▼▼▼
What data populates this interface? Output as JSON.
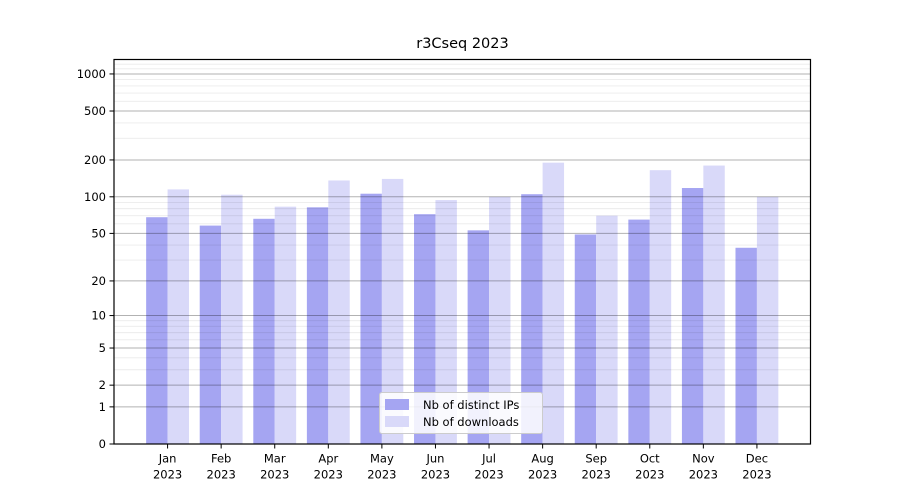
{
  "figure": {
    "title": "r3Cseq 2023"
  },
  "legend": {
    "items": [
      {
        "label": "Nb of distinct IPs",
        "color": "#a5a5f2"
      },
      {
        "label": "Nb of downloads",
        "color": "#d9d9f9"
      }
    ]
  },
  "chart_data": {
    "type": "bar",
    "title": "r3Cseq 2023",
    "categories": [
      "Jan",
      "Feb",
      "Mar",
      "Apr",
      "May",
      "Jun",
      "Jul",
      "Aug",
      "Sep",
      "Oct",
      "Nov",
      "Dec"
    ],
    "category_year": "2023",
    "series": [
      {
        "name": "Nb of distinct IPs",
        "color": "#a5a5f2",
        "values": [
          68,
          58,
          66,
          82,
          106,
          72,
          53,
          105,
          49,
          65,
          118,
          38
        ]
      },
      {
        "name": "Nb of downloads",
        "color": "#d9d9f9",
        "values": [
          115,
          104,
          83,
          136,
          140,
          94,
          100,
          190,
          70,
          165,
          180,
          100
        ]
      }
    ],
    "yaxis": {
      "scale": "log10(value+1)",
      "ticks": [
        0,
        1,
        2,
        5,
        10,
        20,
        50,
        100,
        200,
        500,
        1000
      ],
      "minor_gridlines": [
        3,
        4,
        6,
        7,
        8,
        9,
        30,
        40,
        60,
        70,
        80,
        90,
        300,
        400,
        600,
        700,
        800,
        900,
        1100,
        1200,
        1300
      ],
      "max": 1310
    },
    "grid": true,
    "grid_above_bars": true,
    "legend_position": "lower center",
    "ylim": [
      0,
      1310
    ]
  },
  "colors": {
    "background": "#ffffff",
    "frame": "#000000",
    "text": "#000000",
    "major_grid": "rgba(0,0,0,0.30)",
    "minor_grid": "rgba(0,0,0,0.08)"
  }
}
▲▲▲
▼▼▼
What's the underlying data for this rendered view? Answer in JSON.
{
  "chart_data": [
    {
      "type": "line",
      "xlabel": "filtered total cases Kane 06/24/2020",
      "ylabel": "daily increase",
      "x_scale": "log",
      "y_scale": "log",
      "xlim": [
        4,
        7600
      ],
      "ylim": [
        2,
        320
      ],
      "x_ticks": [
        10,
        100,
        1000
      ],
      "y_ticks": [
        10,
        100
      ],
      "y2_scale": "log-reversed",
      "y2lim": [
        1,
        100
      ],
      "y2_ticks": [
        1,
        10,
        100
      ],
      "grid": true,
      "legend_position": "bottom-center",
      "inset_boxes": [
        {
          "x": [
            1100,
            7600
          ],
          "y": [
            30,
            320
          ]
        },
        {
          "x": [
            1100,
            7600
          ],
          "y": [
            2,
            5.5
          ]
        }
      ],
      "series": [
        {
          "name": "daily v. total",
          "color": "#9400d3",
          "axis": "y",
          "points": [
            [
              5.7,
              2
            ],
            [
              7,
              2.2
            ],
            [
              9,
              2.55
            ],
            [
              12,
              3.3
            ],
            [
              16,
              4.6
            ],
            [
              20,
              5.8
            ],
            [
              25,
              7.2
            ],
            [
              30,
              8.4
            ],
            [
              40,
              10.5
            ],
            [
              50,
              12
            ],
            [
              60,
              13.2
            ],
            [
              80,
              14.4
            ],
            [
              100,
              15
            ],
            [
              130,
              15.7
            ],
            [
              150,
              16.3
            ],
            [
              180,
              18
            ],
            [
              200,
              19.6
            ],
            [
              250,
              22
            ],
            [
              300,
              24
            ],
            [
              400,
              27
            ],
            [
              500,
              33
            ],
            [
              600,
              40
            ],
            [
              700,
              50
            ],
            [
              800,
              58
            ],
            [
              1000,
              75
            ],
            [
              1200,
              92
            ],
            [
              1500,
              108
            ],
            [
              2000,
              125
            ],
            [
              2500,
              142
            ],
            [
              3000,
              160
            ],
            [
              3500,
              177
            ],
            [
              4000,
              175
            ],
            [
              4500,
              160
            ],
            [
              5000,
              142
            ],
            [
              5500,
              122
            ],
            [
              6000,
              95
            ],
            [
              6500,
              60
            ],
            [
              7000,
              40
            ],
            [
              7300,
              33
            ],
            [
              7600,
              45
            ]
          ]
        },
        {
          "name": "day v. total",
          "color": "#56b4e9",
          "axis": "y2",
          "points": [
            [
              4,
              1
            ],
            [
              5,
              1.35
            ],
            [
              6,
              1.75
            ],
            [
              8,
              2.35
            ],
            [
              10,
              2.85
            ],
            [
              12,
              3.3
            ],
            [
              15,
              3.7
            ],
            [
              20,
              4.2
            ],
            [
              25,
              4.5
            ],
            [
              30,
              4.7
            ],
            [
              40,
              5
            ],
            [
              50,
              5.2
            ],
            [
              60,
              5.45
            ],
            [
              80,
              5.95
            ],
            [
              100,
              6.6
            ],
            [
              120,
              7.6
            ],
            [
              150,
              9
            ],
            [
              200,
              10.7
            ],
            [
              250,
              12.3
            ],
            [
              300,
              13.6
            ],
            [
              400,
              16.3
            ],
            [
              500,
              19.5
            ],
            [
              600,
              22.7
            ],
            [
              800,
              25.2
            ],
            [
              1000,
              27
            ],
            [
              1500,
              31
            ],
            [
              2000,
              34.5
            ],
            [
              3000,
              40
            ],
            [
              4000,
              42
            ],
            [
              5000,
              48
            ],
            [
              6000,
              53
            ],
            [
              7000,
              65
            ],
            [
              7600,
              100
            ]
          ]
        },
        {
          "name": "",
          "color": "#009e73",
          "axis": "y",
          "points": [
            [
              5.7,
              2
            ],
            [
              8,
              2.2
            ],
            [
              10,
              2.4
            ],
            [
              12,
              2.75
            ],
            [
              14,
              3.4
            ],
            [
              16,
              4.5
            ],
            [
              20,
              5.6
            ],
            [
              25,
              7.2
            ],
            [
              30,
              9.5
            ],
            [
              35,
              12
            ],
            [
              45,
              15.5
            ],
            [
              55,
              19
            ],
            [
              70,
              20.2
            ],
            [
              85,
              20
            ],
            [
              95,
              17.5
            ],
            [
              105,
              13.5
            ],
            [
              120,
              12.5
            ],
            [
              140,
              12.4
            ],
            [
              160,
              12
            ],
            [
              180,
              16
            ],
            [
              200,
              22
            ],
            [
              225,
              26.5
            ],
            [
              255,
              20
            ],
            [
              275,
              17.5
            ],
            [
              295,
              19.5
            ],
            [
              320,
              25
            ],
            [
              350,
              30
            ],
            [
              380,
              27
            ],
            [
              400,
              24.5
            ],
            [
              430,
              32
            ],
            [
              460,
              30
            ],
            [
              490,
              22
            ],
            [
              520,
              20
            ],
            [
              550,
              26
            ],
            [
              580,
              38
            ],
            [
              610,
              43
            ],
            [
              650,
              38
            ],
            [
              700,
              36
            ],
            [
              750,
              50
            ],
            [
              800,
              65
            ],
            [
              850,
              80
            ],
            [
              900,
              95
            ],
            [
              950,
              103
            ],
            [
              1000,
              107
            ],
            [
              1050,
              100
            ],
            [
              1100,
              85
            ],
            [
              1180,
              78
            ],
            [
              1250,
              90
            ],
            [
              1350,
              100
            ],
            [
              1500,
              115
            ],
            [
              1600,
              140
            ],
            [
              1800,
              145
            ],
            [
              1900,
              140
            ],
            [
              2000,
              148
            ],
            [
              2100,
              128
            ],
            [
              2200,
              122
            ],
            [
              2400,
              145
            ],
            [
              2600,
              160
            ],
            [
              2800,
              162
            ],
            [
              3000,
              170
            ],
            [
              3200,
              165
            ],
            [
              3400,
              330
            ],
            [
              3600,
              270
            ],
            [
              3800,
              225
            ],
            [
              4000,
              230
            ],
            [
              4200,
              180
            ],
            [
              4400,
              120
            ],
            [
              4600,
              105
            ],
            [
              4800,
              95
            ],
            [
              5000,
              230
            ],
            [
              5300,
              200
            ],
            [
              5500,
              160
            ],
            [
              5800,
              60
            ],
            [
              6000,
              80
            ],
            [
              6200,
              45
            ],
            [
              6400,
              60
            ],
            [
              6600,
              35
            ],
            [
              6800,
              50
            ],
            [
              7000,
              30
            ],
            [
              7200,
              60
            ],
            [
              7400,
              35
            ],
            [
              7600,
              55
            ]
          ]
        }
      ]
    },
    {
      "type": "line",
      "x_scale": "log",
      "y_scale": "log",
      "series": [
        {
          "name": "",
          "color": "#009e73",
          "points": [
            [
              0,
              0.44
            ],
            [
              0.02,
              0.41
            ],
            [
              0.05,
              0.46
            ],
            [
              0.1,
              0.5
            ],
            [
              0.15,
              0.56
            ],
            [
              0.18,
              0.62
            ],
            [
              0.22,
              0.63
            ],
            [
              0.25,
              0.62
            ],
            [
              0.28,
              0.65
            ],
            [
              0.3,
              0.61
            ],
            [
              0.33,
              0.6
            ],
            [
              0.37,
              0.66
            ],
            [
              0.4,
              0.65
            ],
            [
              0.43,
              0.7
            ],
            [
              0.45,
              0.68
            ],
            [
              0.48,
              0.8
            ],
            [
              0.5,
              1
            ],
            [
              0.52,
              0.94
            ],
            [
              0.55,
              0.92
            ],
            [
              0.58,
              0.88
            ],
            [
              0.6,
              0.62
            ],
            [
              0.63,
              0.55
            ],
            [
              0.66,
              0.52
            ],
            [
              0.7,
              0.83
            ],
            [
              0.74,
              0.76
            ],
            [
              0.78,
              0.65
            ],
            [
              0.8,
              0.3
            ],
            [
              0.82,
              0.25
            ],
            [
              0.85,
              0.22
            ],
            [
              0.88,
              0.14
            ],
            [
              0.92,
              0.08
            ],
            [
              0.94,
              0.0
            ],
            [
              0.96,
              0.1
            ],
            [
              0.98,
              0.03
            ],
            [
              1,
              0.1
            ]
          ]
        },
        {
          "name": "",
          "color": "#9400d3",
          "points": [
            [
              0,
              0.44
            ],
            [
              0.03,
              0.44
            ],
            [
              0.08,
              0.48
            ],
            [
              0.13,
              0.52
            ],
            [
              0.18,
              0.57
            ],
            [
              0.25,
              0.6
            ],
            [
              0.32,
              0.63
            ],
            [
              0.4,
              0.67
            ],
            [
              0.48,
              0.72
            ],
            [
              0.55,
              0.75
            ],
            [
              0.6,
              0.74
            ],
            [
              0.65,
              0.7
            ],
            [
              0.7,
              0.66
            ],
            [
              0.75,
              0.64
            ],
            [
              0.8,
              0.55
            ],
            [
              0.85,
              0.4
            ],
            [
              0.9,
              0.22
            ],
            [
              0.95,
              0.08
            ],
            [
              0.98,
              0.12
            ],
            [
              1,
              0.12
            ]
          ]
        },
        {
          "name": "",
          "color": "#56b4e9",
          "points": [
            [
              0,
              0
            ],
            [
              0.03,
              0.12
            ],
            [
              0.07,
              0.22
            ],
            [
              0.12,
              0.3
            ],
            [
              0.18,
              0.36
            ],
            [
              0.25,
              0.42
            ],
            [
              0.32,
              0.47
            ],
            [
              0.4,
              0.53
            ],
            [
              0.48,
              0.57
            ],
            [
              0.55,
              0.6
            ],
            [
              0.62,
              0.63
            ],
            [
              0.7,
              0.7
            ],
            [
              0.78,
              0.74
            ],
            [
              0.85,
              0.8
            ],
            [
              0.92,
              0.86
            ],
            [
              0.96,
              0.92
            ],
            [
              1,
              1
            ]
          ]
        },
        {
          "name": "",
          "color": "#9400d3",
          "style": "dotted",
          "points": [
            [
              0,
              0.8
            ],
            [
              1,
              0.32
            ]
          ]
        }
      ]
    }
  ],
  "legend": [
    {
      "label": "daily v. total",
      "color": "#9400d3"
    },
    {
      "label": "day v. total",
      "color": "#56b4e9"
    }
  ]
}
▲▲▲
→ INSTRUCTIONS TO FOLLOW: Count every line in the preceding entries where the string "JSON" appears, then state only the total.

→ SOLUTION TO THIS EXERCISE: 2